Dataset records:
==============================
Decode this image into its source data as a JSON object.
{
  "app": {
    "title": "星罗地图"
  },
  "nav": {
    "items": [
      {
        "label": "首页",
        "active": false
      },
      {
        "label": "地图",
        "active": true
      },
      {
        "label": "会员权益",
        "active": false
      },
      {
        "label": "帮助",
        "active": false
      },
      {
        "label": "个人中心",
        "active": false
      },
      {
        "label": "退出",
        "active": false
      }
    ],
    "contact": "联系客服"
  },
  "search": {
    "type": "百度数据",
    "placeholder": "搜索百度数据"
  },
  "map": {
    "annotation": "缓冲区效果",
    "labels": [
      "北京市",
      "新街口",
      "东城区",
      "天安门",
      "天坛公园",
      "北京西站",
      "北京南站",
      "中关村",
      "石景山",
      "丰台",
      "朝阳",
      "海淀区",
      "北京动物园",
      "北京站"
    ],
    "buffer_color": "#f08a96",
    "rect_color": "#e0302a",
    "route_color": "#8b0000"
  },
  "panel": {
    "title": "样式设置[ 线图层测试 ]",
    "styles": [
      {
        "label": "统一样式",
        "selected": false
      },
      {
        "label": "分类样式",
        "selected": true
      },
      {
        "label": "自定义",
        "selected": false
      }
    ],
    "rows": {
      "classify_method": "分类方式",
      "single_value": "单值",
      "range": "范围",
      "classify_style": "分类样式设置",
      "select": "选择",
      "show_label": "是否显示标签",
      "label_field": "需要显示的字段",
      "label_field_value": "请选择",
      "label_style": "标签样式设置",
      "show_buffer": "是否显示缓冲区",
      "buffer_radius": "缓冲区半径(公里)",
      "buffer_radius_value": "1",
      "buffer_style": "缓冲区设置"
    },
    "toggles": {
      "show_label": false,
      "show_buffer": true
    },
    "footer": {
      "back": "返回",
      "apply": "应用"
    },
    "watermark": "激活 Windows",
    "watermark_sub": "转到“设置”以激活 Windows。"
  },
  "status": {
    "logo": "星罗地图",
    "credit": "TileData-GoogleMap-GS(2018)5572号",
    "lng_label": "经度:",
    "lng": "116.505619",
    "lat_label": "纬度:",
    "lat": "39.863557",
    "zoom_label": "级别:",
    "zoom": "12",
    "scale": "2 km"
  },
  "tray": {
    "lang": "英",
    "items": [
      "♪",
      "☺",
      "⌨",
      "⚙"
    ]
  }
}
==============================
Task requirements:
Find the word "Windows" and list each line it appears in.

The completed task:
    "watermark": "激活 Windows",
    "watermark_sub": "转到“设置”以激活 Windows。"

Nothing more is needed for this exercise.